(Dataset entries)
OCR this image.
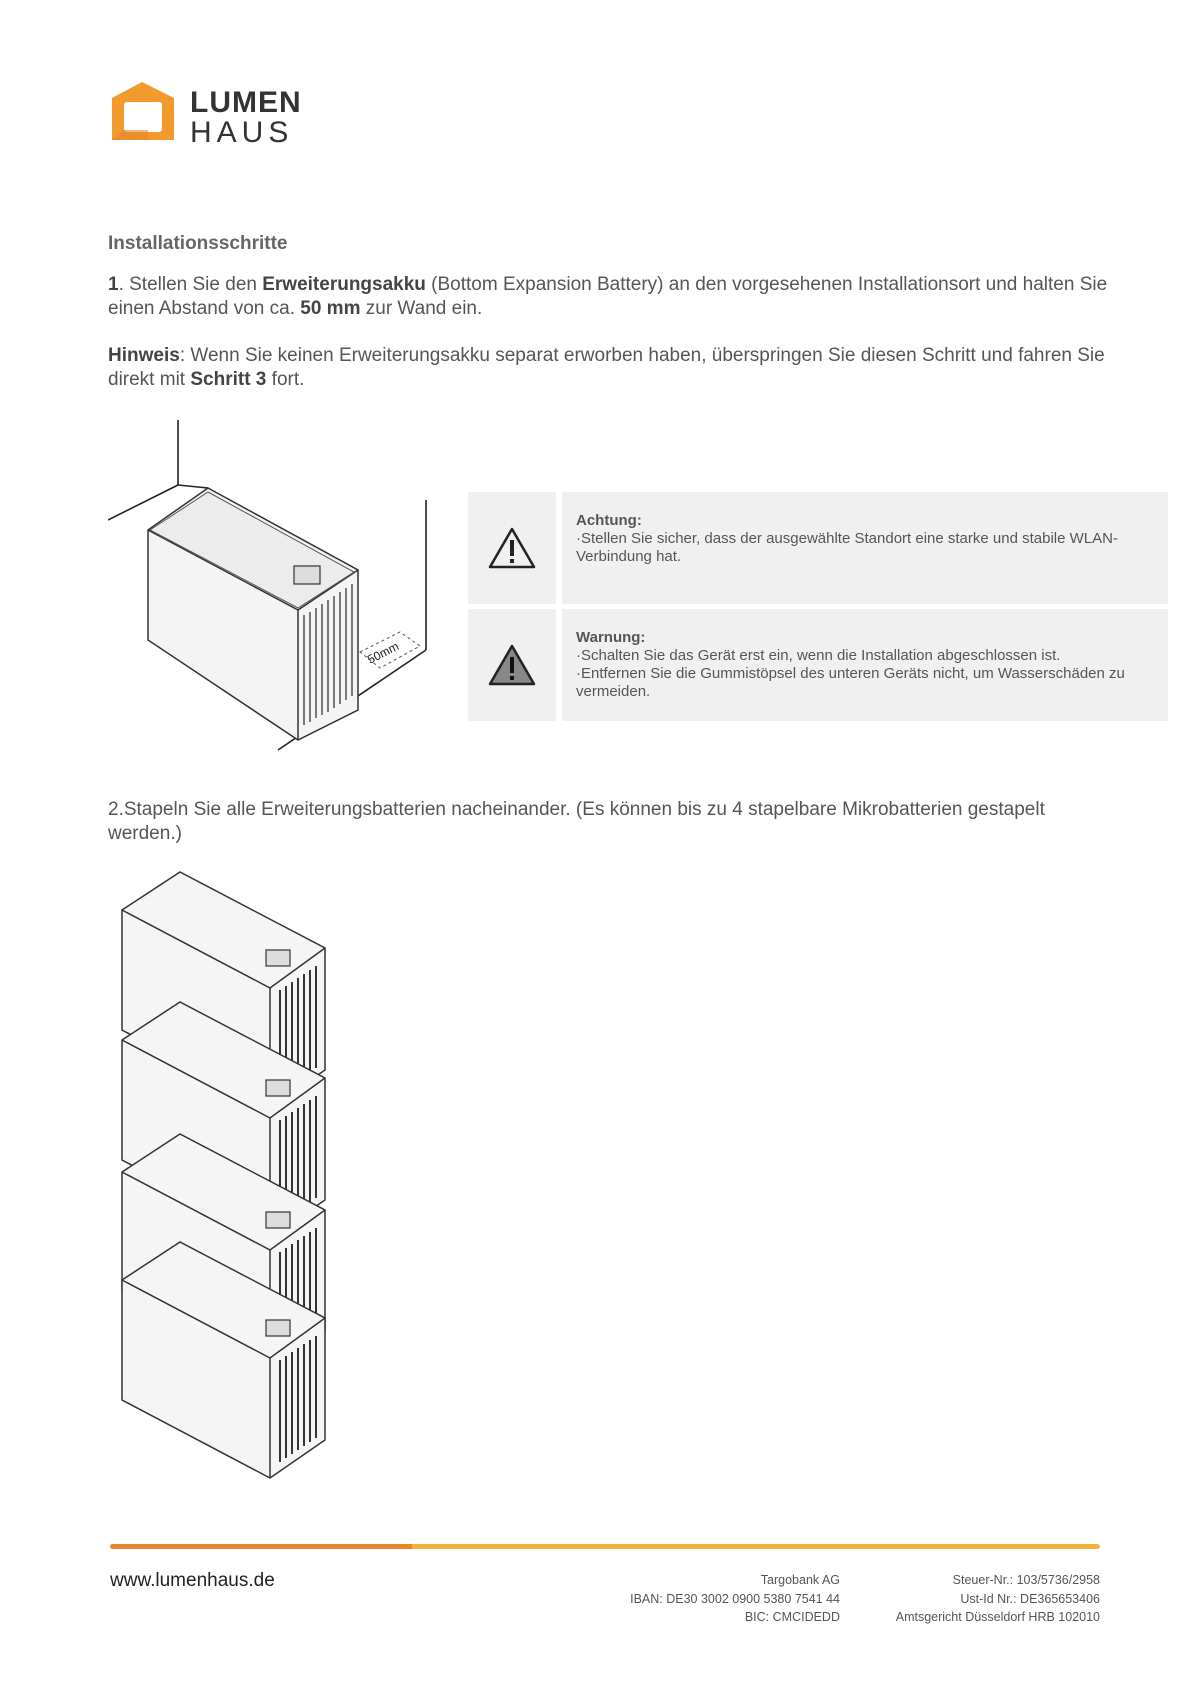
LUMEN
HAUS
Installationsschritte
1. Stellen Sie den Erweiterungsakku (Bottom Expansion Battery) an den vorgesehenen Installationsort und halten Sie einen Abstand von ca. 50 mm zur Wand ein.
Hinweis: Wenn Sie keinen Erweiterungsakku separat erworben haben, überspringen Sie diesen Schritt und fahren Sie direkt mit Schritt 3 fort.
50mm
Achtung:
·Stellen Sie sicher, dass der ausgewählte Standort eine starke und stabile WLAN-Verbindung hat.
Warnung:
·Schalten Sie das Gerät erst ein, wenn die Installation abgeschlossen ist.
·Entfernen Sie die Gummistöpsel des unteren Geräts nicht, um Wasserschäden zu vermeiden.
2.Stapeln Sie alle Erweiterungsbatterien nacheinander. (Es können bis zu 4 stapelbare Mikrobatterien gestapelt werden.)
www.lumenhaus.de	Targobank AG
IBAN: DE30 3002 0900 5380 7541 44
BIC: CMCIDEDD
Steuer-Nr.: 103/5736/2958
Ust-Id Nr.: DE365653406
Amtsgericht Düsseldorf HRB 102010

Exercise goal.
In this exercise, set down all of the data exactly, without the pictures.

The result.
OCR this image.
LUMEN
HAUS
Installationsschritte
1. Stellen Sie den Erweiterungsakku (Bottom Expansion Battery) an den vorgesehenen Installationsort und halten Sie einen Abstand von ca. 50 mm zur Wand ein.
Hinweis: Wenn Sie keinen Erweiterungsakku separat erworben haben, überspringen Sie diesen Schritt und fahren Sie direkt mit Schritt 3 fort.
50mm
Achtung:
·Stellen Sie sicher, dass der ausgewählte Standort eine starke und stabile WLAN-Verbindung hat.
Warnung:
·Schalten Sie das Gerät erst ein, wenn die Installation abgeschlossen ist.
·Entfernen Sie die Gummistöpsel des unteren Geräts nicht, um Wasserschäden zu vermeiden.
2.Stapeln Sie alle Erweiterungsbatterien nacheinander. (Es können bis zu 4 stapelbare Mikrobatterien gestapelt werden.)
www.lumenhaus.de	Targobank AG
IBAN: DE30 3002 0900 5380 7541 44
BIC: CMCIDEDD
Steuer-Nr.: 103/5736/2958
Ust-Id Nr.: DE365653406
Amtsgericht Düsseldorf HRB 102010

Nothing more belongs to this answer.